Work to be completed: Copy the data below exactly.

-- Start of Material supplied --

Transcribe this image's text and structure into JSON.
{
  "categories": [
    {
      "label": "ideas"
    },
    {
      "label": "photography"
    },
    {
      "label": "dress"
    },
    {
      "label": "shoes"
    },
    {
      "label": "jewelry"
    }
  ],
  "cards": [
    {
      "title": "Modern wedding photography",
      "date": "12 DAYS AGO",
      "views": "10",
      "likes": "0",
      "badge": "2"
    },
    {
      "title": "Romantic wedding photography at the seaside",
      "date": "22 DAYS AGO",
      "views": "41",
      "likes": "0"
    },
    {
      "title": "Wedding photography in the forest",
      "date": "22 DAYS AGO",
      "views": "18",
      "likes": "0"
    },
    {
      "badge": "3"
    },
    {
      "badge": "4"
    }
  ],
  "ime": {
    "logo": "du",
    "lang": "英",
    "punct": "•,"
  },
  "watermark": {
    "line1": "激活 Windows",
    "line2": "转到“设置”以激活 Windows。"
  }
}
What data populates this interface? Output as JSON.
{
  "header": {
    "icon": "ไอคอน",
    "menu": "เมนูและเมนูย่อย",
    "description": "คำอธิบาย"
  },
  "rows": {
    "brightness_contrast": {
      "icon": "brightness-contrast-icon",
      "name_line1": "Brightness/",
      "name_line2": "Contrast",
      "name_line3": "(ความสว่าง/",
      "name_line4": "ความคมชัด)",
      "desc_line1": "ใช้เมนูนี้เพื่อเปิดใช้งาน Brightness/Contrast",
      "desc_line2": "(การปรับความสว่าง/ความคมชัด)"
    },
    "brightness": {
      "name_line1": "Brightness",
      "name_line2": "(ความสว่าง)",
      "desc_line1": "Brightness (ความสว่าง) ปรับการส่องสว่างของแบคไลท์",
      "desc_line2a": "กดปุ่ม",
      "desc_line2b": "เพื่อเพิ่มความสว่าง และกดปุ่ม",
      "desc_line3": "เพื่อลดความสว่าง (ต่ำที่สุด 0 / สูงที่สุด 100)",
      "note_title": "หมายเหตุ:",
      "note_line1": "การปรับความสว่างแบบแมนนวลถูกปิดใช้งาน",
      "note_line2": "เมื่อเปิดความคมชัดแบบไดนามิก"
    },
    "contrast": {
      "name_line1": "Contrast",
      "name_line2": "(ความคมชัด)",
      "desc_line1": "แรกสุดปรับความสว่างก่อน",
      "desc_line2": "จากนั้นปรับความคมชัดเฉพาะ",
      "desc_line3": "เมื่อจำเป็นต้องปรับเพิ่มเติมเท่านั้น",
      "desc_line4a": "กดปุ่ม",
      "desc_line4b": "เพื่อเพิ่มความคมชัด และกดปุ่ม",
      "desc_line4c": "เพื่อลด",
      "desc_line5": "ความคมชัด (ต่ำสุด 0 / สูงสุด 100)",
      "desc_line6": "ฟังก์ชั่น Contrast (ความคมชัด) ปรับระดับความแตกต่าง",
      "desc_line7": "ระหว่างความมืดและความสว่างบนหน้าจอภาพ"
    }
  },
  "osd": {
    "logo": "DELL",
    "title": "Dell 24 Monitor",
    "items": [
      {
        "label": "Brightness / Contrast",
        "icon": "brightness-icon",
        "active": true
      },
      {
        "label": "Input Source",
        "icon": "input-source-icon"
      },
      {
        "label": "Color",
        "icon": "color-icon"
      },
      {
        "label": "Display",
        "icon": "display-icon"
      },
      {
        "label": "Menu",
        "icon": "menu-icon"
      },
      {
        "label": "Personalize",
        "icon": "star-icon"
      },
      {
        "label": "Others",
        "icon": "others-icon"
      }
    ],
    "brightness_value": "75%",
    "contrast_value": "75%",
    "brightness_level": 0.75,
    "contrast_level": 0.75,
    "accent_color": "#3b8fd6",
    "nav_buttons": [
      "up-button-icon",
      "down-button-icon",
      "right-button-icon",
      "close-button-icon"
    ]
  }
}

-- End of Material supplied --

Completed task:
Transcribe this image's text and structure into JSON.
{
  "categories": [
    {
      "label": "ideas"
    },
    {
      "label": "photography"
    },
    {
      "label": "dress"
    },
    {
      "label": "shoes"
    },
    {
      "label": "jewelry"
    }
  ],
  "cards": [
    {
      "title": "Modern wedding photography",
      "date": "12 DAYS AGO",
      "views": "10",
      "likes": "0",
      "badge": "2"
    },
    {
      "title": "Romantic wedding photography at the seaside",
      "date": "22 DAYS AGO",
      "views": "41",
      "likes": "0"
    },
    {
      "title": "Wedding photography in the forest",
      "date": "22 DAYS AGO",
      "views": "18",
      "likes": "0"
    },
    {
      "badge": "3"
    },
    {
      "badge": "4"
    }
  ],
  "ime": {
    "logo": "du",
    "lang": "英",
    "punct": "•,"
  },
  "watermark": {
    "line1": "激活 Windows",
    "line2": "转到“设置”以激活 Windows。"
  }
}
What data populates this interface? Output as JSON.
{
  "header": {
    "icon": "ไอคอน",
    "menu": "เมนูและเมนูย่อย",
    "description": "คำอธิบาย"
  },
  "rows": {
    "brightness_contrast": {
      "icon": "brightness-contrast-icon",
      "name_line1": "Brightness/",
      "name_line2": "Contrast",
      "name_line3": "(ความสว่าง/",
      "name_line4": "ความคมชัด)",
      "desc_line1": "ใช้เมนูนี้เพื่อเปิดใช้งาน Brightness/Contrast",
      "desc_line2": "(การปรับความสว่าง/ความคมชัด)"
    },
    "brightness": {
      "name_line1": "Brightness",
      "name_line2": "(ความสว่าง)",
      "desc_line1": "Brightness (ความสว่าง) ปรับการส่องสว่างของแบคไลท์",
      "desc_line2a": "กดปุ่ม",
      "desc_line2b": "เพื่อเพิ่มความสว่าง และกดปุ่ม",
      "desc_line3": "เพื่อลดความสว่าง (ต่ำที่สุด 0 / สูงที่สุด 100)",
      "note_title": "หมายเหตุ:",
      "note_line1": "การปรับความสว่างแบบแมนนวลถูกปิดใช้งาน",
      "note_line2": "เมื่อเปิดความคมชัดแบบไดนามิก"
    },
    "contrast": {
      "name_line1": "Contrast",
      "name_line2": "(ความคมชัด)",
      "desc_line1": "แรกสุดปรับความสว่างก่อน",
      "desc_line2": "จากนั้นปรับความคมชัดเฉพาะ",
      "desc_line3": "เมื่อจำเป็นต้องปรับเพิ่มเติมเท่านั้น",
      "desc_line4a": "กดปุ่ม",
      "desc_line4b": "เพื่อเพิ่มความคมชัด และกดปุ่ม",
      "desc_line4c": "เพื่อลด",
      "desc_line5": "ความคมชัด (ต่ำสุด 0 / สูงสุด 100)",
      "desc_line6": "ฟังก์ชั่น Contrast (ความคมชัด) ปรับระดับความแตกต่าง",
      "desc_line7": "ระหว่างความมืดและความสว่างบนหน้าจอภาพ"
    }
  },
  "osd": {
    "logo": "DELL",
    "title": "Dell 24 Monitor",
    "items": [
      {
        "label": "Brightness / Contrast",
        "icon": "brightness-icon",
        "active": true
      },
      {
        "label": "Input Source",
        "icon": "input-source-icon"
      },
      {
        "label": "Color",
        "icon": "color-icon"
      },
      {
        "label": "Display",
        "icon": "display-icon"
      },
      {
        "label": "Menu",
        "icon": "menu-icon"
      },
      {
        "label": "Personalize",
        "icon": "star-icon"
      },
      {
        "label": "Others",
        "icon": "others-icon"
      }
    ],
    "brightness_value": "75%",
    "contrast_value": "75%",
    "brightness_level": 0.75,
    "contrast_level": 0.75,
    "accent_color": "#3b8fd6",
    "nav_buttons": [
      "up-button-icon",
      "down-button-icon",
      "right-button-icon",
      "close-button-icon"
    ]
  }
}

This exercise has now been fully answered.